Provided information =
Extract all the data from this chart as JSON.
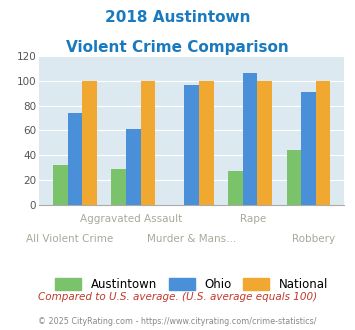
{
  "title_line1": "2018 Austintown",
  "title_line2": "Violent Crime Comparison",
  "title_color": "#1a7abf",
  "austintown": [
    32,
    29,
    0,
    27,
    44
  ],
  "ohio": [
    74,
    61,
    97,
    106,
    91
  ],
  "national": [
    100,
    100,
    100,
    100,
    100
  ],
  "austintown_color": "#7ac36a",
  "ohio_color": "#4a90d9",
  "national_color": "#f0a830",
  "ylim": [
    0,
    120
  ],
  "yticks": [
    0,
    20,
    40,
    60,
    80,
    100,
    120
  ],
  "plot_bg": "#dce9f0",
  "footer_text": "Compared to U.S. average. (U.S. average equals 100)",
  "footer_color": "#c0392b",
  "credit_text": "© 2025 CityRating.com - https://www.cityrating.com/crime-statistics/",
  "credit_color": "#888888",
  "legend_labels": [
    "Austintown",
    "Ohio",
    "National"
  ],
  "xlabel_top": [
    "",
    "Aggravated Assault",
    "",
    "Rape",
    ""
  ],
  "xlabel_bot": [
    "All Violent Crime",
    "",
    "Murder & Mans...",
    "",
    "Robbery"
  ],
  "label_color": "#aaa89a",
  "austintown_missing": [
    2
  ]
}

What is being asked =
Repeat the entries exactly and keep the pictures out of the copy.

Worked answer =
Extract all the data from this chart as JSON.
{
  "title_line1": "2018 Austintown",
  "title_line2": "Violent Crime Comparison",
  "title_color": "#1a7abf",
  "austintown": [
    32,
    29,
    0,
    27,
    44
  ],
  "ohio": [
    74,
    61,
    97,
    106,
    91
  ],
  "national": [
    100,
    100,
    100,
    100,
    100
  ],
  "austintown_color": "#7ac36a",
  "ohio_color": "#4a90d9",
  "national_color": "#f0a830",
  "ylim": [
    0,
    120
  ],
  "yticks": [
    0,
    20,
    40,
    60,
    80,
    100,
    120
  ],
  "plot_bg": "#dce9f0",
  "footer_text": "Compared to U.S. average. (U.S. average equals 100)",
  "footer_color": "#c0392b",
  "credit_text": "© 2025 CityRating.com - https://www.cityrating.com/crime-statistics/",
  "credit_color": "#888888",
  "legend_labels": [
    "Austintown",
    "Ohio",
    "National"
  ],
  "xlabel_top": [
    "",
    "Aggravated Assault",
    "",
    "Rape",
    ""
  ],
  "xlabel_bot": [
    "All Violent Crime",
    "",
    "Murder & Mans...",
    "",
    "Robbery"
  ],
  "label_color": "#aaa89a",
  "austintown_missing": [
    2
  ]
}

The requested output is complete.